* Challenge *
Give the number of lines in the records below that include "phone", and nothing more.

* Extracted data *
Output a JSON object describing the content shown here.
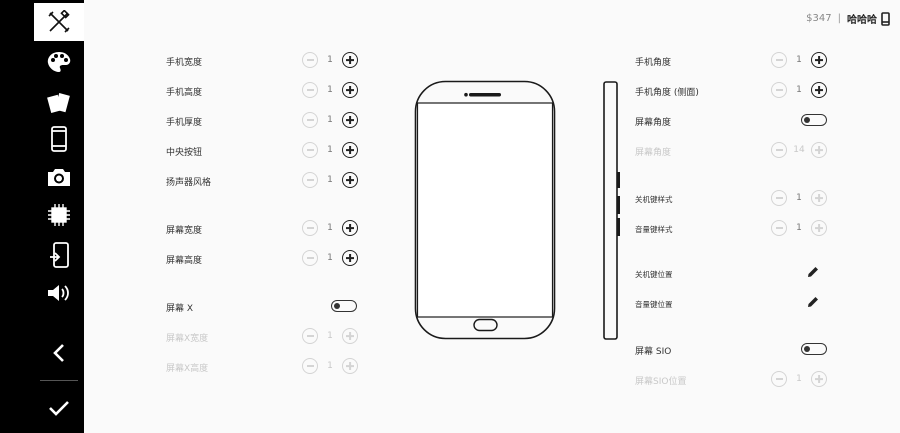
{
  "status": {
    "coins": "$347",
    "separator": "|",
    "user": "哈哈哈"
  },
  "sidebar": {
    "items": [
      {
        "icon": "tools-icon",
        "active": true
      },
      {
        "icon": "palette-icon"
      },
      {
        "icon": "cards-icon"
      },
      {
        "icon": "phone-icon"
      },
      {
        "icon": "camera-icon"
      },
      {
        "icon": "chip-icon"
      },
      {
        "icon": "phone-rotate-icon"
      },
      {
        "icon": "speaker-icon"
      },
      {
        "icon": "back-chevron-icon"
      },
      {
        "icon": "checkmark-icon"
      }
    ]
  },
  "left_controls": [
    {
      "label": "手机宽度",
      "value": "1",
      "enabled": true
    },
    {
      "label": "手机高度",
      "value": "1",
      "enabled": true
    },
    {
      "label": "手机厚度",
      "value": "1",
      "enabled": true
    },
    {
      "label": "中央按钮",
      "value": "1",
      "enabled": true
    },
    {
      "label": "扬声器风格",
      "value": "1",
      "enabled": true
    },
    {
      "label": "屏幕宽度",
      "value": "1",
      "enabled": true
    },
    {
      "label": "屏幕高度",
      "value": "1",
      "enabled": true
    },
    {
      "label": "屏幕 X",
      "toggle": false
    },
    {
      "label": "屏幕X宽度",
      "value": "1",
      "enabled": false
    },
    {
      "label": "屏幕X高度",
      "value": "1",
      "enabled": false
    }
  ],
  "right_controls": [
    {
      "label": "手机角度",
      "value": "1",
      "enabled": true
    },
    {
      "label": "手机角度 (侧面)",
      "value": "1",
      "enabled": true
    },
    {
      "label": "屏幕角度",
      "toggle": false
    },
    {
      "label": "屏幕角度",
      "value": "14",
      "enabled": false
    },
    {
      "label": "关机键样式",
      "value": "1",
      "enabled": false
    },
    {
      "label": "音量键样式",
      "value": "1",
      "enabled": false
    },
    {
      "label": "关机键位置"
    },
    {
      "label": "音量键位置"
    },
    {
      "label": "屏幕 SIO",
      "toggle": false
    },
    {
      "label": "屏幕SIO位置",
      "value": "1",
      "enabled": false
    }
  ],
  "colors": {
    "sidebar_bg": "#000000",
    "main_bg": "#fafafa",
    "active_item_bg": "#ffffff",
    "accent": "#222222",
    "disabled": "#c8c8c8"
  }
}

* Result below *
2